(Saved data entries)
..........

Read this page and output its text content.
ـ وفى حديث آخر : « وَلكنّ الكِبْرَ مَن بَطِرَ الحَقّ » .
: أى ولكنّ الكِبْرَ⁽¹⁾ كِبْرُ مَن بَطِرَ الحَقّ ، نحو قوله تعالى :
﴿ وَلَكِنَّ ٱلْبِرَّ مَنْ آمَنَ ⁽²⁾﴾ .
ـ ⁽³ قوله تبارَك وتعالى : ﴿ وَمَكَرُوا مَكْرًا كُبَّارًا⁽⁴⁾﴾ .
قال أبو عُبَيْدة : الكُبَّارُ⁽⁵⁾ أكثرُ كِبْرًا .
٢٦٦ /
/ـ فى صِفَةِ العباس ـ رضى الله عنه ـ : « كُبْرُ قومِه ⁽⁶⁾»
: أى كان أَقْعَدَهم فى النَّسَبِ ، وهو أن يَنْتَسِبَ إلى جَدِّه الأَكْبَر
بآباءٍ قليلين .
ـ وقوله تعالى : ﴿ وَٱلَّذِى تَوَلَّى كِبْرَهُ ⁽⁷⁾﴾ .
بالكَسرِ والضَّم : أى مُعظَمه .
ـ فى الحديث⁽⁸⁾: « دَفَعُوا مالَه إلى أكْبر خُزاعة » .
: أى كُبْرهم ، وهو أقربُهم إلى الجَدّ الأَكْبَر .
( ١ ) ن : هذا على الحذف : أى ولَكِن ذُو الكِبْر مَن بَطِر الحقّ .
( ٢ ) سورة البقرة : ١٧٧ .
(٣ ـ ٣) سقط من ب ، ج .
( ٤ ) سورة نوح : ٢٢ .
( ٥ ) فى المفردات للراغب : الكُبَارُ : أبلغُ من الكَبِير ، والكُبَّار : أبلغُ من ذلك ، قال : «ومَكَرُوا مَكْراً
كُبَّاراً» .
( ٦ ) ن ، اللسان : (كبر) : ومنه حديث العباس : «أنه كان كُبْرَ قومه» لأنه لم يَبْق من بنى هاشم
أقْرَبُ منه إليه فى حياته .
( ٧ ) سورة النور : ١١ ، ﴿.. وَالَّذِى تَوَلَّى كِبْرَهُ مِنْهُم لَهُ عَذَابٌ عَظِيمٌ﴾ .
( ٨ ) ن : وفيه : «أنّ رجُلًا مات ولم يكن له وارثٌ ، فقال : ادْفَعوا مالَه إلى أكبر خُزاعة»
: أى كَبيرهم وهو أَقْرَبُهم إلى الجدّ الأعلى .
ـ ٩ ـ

..........

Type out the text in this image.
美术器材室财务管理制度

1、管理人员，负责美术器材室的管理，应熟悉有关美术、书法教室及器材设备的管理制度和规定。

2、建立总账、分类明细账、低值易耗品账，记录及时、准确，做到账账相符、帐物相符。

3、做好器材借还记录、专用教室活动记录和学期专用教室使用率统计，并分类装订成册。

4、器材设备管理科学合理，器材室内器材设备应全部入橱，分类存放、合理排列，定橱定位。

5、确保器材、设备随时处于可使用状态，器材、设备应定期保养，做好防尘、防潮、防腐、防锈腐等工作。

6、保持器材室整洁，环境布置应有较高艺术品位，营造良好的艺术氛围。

..........

* Written exercise: Which lines hold the word "زاعة"? Copy every one of them.

* Solution to the exercise:
ـ فى الحديث⁽⁸⁾: « دَفَعُوا مالَه إلى أكْبر خُزاعة » .
( ٨ ) ن : وفيه : «أنّ رجُلًا مات ولم يكن له وارثٌ ، فقال : ادْفَعوا مالَه إلى أكبر خُزاعة»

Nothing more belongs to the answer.